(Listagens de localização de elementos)
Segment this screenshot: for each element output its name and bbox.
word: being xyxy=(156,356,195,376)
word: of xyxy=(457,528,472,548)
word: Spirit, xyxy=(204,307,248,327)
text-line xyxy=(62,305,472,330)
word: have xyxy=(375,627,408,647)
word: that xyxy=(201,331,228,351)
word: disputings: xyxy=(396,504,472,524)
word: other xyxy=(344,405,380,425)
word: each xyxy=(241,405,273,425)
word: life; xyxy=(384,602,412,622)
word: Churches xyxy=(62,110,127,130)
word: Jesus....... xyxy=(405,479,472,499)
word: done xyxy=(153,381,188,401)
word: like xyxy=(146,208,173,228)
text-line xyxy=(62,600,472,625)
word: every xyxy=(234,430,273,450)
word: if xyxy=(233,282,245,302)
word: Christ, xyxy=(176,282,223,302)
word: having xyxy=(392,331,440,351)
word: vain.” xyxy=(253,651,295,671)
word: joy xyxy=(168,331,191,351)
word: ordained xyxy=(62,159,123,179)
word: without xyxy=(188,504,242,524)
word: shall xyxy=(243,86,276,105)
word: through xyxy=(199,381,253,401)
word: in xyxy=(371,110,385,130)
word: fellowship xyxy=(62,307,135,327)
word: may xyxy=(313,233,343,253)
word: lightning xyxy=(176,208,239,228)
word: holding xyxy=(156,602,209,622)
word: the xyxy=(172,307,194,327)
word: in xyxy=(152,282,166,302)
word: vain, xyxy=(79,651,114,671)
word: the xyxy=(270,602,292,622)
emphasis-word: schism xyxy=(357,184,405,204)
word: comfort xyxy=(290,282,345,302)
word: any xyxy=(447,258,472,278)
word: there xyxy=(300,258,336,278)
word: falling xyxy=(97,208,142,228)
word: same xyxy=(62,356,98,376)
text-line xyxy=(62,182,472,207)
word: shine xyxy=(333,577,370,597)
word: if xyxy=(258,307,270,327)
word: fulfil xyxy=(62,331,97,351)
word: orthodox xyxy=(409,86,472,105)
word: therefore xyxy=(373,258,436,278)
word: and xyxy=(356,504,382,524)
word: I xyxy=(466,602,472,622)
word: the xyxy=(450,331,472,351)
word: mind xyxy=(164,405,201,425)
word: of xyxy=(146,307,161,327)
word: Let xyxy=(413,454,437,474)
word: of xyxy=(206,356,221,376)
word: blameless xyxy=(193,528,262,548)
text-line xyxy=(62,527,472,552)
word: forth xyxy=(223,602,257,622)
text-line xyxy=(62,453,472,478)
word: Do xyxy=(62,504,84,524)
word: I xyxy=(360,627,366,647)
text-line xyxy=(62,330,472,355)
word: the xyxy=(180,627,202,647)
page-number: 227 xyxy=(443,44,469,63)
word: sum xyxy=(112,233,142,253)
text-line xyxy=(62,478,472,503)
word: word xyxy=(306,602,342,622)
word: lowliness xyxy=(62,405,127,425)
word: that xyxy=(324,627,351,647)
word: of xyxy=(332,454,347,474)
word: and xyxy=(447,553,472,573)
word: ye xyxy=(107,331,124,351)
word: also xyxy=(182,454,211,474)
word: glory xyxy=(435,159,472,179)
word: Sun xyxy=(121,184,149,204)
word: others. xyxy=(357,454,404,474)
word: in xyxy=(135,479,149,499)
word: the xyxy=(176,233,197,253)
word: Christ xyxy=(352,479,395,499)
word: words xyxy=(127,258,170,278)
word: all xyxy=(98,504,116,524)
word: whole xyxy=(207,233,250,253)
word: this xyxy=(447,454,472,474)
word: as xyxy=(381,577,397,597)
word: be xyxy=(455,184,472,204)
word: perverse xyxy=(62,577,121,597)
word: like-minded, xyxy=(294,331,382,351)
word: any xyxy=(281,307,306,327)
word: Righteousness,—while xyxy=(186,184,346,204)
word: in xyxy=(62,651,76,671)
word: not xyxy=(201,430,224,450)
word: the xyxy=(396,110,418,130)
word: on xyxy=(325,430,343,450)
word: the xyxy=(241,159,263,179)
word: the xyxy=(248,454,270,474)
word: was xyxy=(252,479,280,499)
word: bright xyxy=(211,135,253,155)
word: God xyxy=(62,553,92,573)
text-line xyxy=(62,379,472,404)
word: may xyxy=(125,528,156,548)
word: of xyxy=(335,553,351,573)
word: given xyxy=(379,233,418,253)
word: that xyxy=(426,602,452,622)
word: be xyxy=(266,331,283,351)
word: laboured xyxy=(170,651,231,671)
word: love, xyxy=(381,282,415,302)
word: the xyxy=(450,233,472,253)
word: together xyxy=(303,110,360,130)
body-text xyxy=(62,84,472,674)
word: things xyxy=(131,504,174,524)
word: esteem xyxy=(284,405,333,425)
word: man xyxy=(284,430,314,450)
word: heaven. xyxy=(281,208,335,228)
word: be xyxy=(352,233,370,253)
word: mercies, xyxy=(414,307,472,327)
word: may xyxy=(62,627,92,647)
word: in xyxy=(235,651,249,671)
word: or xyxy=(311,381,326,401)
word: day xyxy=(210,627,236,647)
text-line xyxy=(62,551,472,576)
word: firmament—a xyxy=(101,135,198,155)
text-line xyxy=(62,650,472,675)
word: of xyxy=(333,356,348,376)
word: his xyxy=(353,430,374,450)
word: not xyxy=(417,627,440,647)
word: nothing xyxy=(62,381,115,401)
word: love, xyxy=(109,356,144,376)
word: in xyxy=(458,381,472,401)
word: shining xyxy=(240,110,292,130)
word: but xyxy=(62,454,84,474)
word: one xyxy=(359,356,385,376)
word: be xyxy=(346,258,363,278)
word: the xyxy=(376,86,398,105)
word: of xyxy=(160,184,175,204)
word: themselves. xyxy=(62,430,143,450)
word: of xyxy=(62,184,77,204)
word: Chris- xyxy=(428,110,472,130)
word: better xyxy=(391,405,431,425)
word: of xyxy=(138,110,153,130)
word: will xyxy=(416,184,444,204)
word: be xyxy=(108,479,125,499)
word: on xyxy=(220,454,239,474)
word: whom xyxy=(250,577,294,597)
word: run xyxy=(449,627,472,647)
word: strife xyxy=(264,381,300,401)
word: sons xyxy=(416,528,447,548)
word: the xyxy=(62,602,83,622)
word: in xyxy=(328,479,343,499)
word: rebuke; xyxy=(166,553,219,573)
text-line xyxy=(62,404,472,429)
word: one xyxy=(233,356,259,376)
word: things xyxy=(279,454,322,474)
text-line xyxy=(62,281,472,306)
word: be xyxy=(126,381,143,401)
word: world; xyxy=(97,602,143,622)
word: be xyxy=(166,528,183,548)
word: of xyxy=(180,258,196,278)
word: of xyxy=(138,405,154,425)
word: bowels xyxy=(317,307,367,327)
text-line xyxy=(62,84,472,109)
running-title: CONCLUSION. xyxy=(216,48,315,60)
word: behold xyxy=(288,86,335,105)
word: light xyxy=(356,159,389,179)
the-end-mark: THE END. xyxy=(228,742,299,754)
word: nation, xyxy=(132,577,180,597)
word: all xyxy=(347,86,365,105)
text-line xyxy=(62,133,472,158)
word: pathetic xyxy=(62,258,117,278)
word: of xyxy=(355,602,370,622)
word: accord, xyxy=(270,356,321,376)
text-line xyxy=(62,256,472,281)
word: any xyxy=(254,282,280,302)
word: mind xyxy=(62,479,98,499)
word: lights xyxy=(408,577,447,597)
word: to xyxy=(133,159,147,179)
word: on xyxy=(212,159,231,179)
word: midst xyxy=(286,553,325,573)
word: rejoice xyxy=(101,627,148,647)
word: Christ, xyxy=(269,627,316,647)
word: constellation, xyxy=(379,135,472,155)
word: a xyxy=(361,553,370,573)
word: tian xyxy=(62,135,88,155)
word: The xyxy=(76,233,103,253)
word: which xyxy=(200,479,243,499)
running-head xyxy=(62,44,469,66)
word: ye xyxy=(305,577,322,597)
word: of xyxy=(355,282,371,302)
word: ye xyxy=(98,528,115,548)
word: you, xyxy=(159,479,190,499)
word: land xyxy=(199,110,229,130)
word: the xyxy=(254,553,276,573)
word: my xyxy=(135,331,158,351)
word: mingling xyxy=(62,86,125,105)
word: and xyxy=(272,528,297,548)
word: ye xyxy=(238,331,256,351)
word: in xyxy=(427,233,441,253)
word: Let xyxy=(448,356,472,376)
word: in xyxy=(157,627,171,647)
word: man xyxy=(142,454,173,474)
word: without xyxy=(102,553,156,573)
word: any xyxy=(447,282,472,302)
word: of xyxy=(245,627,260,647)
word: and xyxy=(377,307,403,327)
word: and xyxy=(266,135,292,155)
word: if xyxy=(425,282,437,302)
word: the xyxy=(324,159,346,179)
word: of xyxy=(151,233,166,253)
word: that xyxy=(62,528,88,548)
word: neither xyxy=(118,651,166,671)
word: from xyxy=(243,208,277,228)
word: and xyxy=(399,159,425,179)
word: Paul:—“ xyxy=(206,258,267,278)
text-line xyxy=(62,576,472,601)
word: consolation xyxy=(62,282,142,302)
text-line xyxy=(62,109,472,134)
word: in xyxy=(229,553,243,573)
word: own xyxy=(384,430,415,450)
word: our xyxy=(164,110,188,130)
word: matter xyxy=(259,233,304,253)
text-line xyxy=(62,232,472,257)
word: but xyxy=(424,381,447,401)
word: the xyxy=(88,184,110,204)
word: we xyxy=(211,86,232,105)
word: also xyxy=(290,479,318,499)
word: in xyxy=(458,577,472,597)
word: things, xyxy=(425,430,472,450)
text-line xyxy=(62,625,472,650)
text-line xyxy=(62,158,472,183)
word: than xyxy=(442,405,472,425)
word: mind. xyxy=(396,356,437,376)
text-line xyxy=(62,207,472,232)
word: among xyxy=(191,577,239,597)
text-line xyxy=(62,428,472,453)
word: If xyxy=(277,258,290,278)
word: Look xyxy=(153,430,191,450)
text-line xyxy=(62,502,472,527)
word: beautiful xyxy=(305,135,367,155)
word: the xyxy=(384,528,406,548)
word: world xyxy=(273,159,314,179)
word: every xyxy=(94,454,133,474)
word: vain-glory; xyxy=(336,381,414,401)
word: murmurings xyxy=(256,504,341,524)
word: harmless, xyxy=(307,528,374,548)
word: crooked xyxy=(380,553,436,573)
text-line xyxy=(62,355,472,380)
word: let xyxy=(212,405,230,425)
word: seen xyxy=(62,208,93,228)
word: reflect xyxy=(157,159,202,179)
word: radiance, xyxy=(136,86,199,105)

O QUE SE PEDE — Reproduza sem alterações as linhas do material desde o início até a linha que contém "word: done xyxy=(153,381,188,401)", incluindo esta última.

RESPOSTA COMPLETA —
Segment this screenshot: for each element output its name and bbox.
word: being xyxy=(156,356,195,376)
word: of xyxy=(457,528,472,548)
word: Spirit, xyxy=(204,307,248,327)
text-line xyxy=(62,305,472,330)
word: have xyxy=(375,627,408,647)
word: that xyxy=(201,331,228,351)
word: disputings: xyxy=(396,504,472,524)
word: other xyxy=(344,405,380,425)
word: each xyxy=(241,405,273,425)
word: life; xyxy=(384,602,412,622)
word: Churches xyxy=(62,110,127,130)
word: Jesus....... xyxy=(405,479,472,499)
word: done xyxy=(153,381,188,401)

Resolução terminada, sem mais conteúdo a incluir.